### Records for this task
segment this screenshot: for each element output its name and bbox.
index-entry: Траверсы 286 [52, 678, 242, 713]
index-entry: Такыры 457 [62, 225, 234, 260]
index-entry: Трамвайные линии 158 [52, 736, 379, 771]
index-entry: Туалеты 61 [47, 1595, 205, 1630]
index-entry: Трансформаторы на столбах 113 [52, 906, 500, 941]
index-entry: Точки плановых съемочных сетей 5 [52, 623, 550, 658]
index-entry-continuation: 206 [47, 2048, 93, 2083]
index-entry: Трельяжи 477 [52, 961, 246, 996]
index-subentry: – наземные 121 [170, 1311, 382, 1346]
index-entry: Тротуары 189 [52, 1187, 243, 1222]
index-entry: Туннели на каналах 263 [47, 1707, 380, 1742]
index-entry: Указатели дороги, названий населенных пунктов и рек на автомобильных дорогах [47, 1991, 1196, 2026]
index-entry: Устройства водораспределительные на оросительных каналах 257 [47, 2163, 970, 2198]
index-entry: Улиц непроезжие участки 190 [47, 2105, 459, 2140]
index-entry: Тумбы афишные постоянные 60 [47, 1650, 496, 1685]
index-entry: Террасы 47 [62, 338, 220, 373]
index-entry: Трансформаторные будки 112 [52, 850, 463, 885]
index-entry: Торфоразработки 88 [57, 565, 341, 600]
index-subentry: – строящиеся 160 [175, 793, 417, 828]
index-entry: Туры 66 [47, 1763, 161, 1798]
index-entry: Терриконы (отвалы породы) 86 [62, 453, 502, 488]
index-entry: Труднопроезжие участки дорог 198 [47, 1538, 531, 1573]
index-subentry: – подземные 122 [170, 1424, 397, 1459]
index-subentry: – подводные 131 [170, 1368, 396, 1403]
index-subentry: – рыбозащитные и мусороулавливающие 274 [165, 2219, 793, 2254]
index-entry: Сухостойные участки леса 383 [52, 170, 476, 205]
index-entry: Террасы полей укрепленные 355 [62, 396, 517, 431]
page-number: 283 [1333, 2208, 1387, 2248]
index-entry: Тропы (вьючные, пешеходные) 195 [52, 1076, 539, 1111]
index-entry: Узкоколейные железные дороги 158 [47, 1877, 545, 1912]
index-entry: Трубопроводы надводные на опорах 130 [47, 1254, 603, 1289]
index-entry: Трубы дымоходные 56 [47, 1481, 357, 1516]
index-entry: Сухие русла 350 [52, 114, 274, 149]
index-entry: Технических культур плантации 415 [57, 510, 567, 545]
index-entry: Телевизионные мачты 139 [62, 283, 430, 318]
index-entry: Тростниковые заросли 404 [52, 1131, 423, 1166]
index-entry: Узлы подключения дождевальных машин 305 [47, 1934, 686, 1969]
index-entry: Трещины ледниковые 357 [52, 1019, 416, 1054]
######
### Records for this task
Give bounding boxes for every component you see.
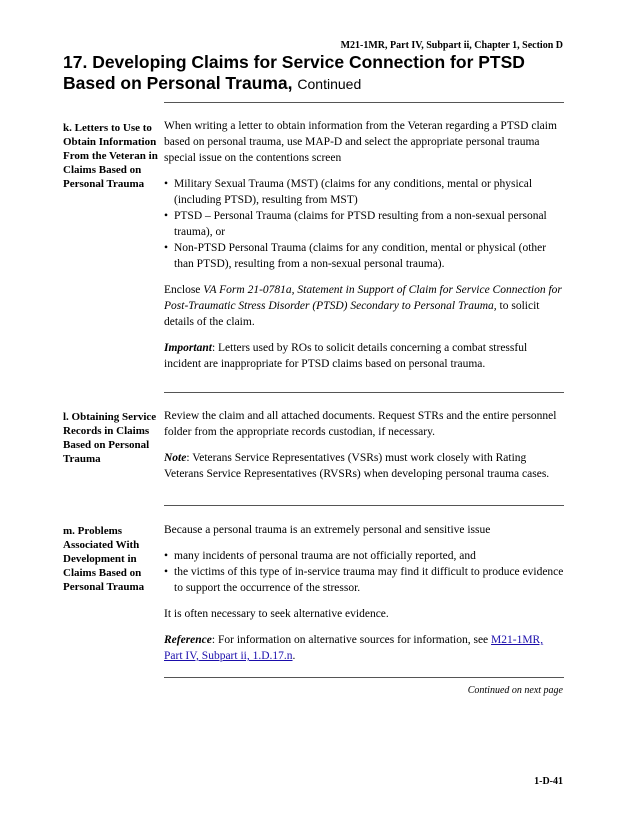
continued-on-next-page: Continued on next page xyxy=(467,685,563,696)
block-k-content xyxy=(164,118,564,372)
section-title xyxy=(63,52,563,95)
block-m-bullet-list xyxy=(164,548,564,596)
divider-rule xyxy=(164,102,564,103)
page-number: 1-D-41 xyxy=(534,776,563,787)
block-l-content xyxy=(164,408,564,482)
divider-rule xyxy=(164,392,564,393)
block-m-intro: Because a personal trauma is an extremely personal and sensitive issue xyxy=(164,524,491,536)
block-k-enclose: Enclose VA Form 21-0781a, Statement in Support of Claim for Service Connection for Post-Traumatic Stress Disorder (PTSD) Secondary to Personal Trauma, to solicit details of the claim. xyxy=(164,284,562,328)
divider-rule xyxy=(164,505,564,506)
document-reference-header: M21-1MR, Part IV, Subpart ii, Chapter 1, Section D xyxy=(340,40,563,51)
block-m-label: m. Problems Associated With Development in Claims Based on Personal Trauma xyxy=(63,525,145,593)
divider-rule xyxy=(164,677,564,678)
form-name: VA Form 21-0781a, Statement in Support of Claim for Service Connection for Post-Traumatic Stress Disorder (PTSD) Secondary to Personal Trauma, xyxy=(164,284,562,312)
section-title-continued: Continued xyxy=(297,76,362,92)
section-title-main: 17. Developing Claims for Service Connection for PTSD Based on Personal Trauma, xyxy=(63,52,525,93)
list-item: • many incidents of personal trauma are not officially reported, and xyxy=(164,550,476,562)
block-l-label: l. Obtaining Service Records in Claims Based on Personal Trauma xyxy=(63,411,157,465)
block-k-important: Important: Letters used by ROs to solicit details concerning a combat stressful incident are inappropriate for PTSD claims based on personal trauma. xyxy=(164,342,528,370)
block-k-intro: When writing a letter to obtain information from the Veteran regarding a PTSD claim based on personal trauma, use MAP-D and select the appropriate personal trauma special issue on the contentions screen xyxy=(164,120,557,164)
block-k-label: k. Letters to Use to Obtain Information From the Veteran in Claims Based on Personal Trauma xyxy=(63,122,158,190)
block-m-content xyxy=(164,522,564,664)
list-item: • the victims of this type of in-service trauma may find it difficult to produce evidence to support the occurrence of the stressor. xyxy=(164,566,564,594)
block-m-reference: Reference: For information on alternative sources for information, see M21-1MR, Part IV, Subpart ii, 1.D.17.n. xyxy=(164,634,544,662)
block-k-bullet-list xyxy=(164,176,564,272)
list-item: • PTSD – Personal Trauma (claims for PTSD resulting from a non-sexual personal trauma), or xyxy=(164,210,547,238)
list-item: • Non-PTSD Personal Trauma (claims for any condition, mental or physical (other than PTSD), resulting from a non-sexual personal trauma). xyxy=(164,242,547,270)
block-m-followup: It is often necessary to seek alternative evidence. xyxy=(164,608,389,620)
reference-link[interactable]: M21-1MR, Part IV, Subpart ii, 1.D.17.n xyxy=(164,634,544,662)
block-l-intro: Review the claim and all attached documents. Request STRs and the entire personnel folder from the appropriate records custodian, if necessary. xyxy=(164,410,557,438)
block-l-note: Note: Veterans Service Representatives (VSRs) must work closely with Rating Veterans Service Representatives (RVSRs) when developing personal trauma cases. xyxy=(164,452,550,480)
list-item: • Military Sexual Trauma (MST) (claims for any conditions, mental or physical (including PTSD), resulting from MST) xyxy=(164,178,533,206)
######
### Records for this task
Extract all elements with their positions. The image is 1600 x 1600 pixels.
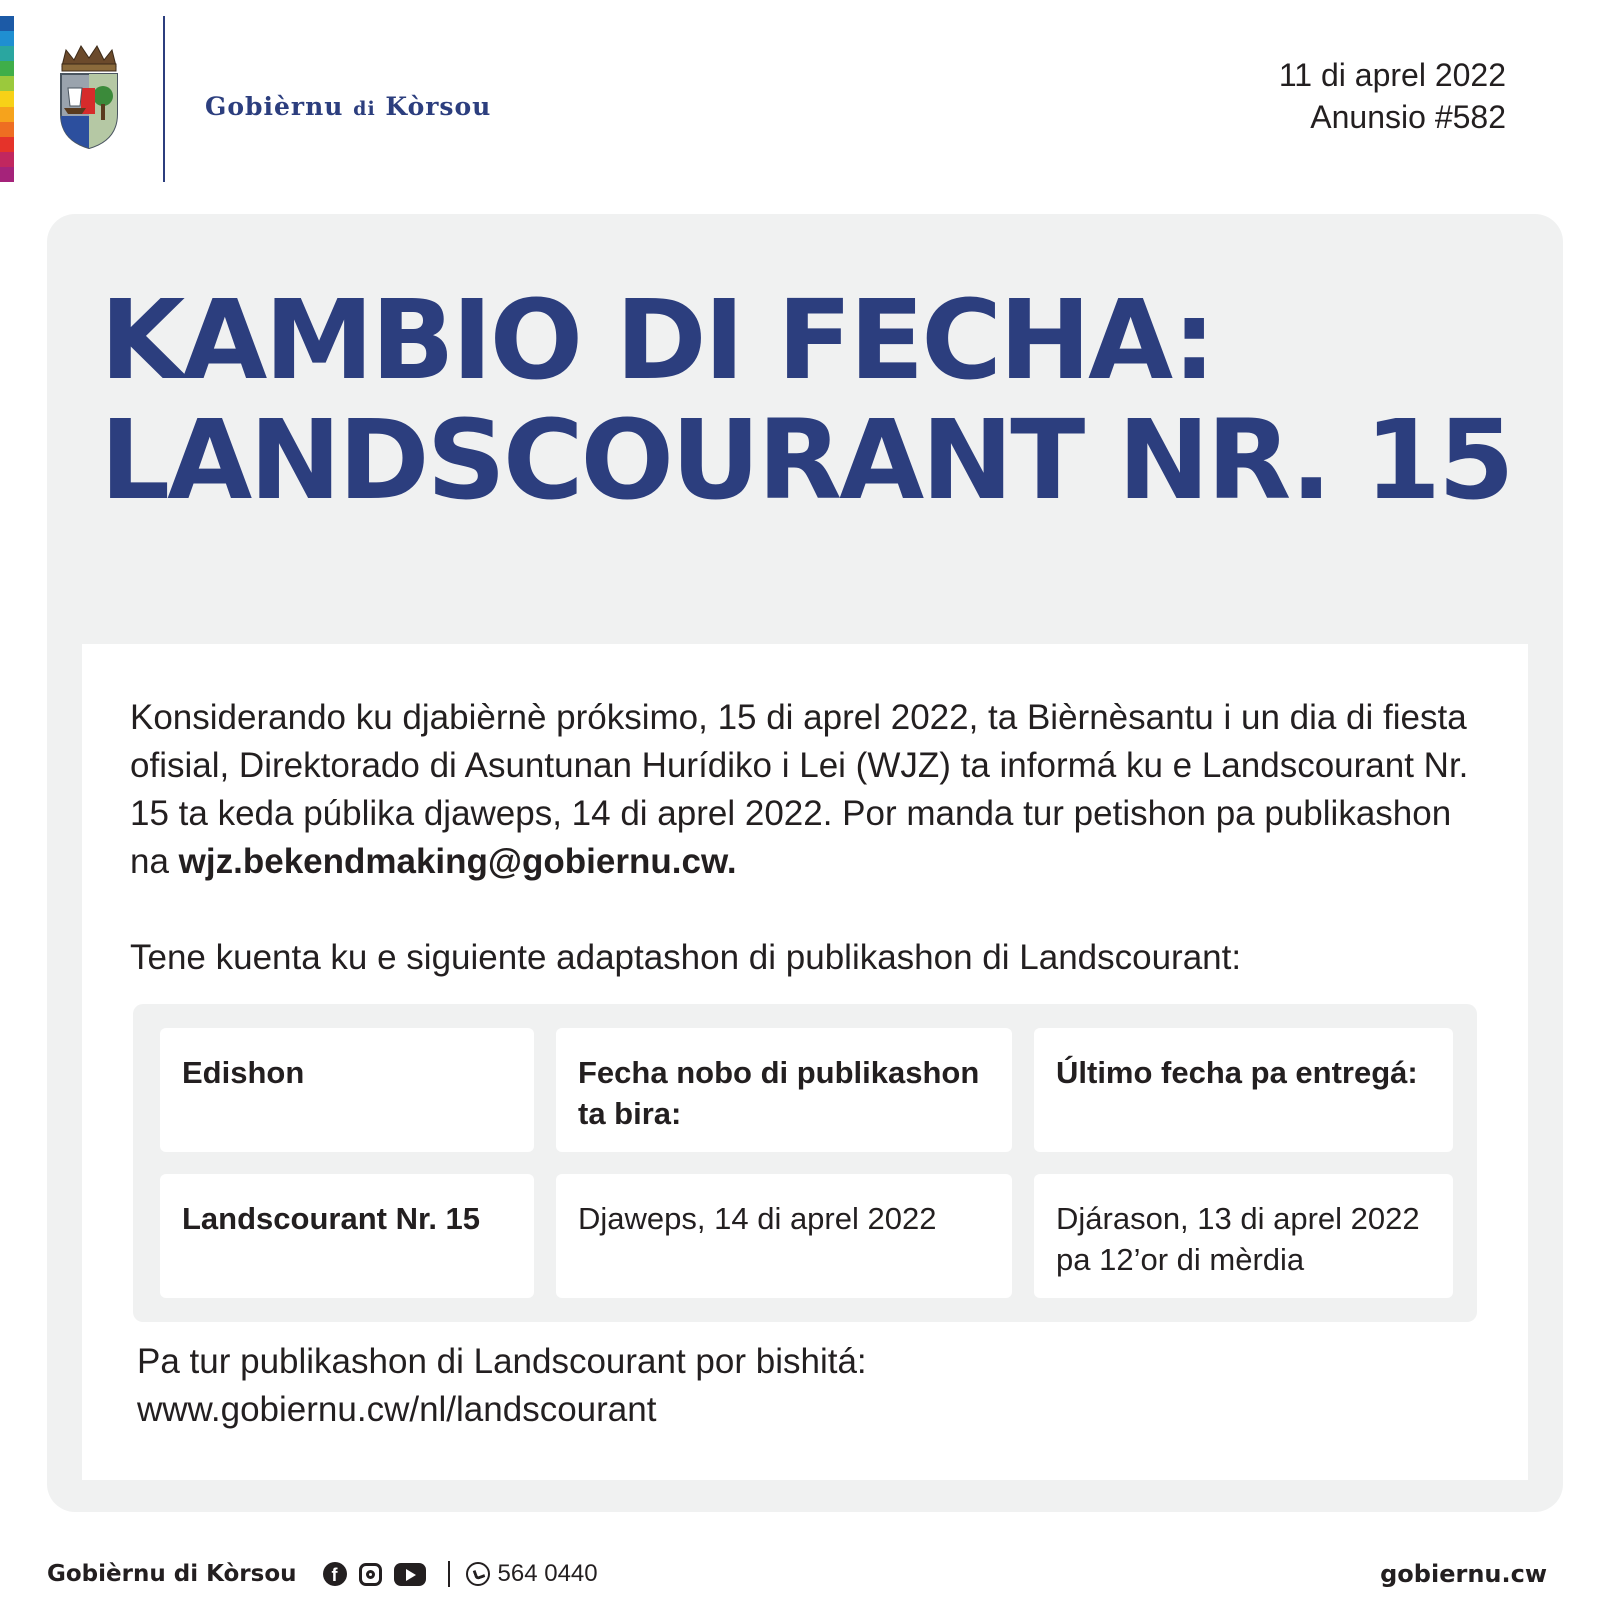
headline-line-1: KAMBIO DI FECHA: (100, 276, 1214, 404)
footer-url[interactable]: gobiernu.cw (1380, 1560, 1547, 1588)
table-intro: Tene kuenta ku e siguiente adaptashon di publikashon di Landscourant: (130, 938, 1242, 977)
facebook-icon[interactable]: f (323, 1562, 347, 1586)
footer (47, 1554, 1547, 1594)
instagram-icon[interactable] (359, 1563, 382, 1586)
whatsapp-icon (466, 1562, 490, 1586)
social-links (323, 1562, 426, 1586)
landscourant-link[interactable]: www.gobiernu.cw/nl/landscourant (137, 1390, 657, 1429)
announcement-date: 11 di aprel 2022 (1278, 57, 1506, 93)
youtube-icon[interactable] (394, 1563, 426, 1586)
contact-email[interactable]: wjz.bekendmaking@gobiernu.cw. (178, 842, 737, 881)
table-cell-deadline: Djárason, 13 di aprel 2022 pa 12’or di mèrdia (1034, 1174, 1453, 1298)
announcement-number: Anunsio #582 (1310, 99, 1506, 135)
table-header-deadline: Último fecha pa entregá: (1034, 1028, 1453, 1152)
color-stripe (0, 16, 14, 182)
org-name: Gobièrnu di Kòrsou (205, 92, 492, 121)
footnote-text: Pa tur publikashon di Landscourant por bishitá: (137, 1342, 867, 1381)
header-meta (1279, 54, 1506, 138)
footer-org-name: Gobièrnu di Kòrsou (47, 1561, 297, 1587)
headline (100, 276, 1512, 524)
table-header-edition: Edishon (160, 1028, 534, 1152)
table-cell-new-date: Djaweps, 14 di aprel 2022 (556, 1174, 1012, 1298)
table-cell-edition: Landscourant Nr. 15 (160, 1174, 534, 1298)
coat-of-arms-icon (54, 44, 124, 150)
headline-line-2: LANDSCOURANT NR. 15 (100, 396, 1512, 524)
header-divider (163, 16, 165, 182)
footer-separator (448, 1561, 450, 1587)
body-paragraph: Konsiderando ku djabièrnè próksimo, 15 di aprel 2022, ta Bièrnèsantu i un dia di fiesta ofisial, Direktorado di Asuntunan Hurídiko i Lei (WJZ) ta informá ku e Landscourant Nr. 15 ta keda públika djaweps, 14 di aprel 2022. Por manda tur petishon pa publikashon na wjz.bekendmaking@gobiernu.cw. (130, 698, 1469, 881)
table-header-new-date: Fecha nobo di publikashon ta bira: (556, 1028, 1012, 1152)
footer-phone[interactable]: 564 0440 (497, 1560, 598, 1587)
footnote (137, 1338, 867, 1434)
######
→ **What you are asked to do**: Can you reproduce, word for word, the records above from the line with "segment this screenshot: for" up to and including the line with "index-entry: Сухостойные участки"?

→ **Complete answer**:
segment this screenshot: for each element output its name and bbox.
index-entry: Траверсы 286 [52, 678, 242, 713]
index-entry: Такыры 457 [62, 225, 234, 260]
index-entry: Трамвайные линии 158 [52, 736, 379, 771]
index-entry: Туалеты 61 [47, 1595, 205, 1630]
index-entry: Трансформаторы на столбах 113 [52, 906, 500, 941]
index-entry: Точки плановых съемочных сетей 5 [52, 623, 550, 658]
index-entry-continuation: 206 [47, 2048, 93, 2083]
index-entry: Трельяжи 477 [52, 961, 246, 996]
index-subentry: – наземные 121 [170, 1311, 382, 1346]
index-entry: Тротуары 189 [52, 1187, 243, 1222]
index-entry: Туннели на каналах 263 [47, 1707, 380, 1742]
index-entry: Указатели дороги, названий населенных пунктов и рек на автомобильных дорогах [47, 1991, 1196, 2026]
index-entry: Устройства водораспределительные на оросительных каналах 257 [47, 2163, 970, 2198]
index-entry: Улиц непроезжие участки 190 [47, 2105, 459, 2140]
index-entry: Тумбы афишные постоянные 60 [47, 1650, 496, 1685]
index-entry: Террасы 47 [62, 338, 220, 373]
index-entry: Трансформаторные будки 112 [52, 850, 463, 885]
index-entry: Торфоразработки 88 [57, 565, 341, 600]
index-subentry: – строящиеся 160 [175, 793, 417, 828]
index-entry: Туры 66 [47, 1763, 161, 1798]
index-entry: Терриконы (отвалы породы) 86 [62, 453, 502, 488]
index-entry: Труднопроезжие участки дорог 198 [47, 1538, 531, 1573]
index-subentry: – подземные 122 [170, 1424, 397, 1459]
index-subentry: – подводные 131 [170, 1368, 396, 1403]
index-subentry: – рыбозащитные и мусороулавливающие 274 [165, 2219, 793, 2254]
index-entry: Сухостойные участки леса 383 [52, 170, 476, 205]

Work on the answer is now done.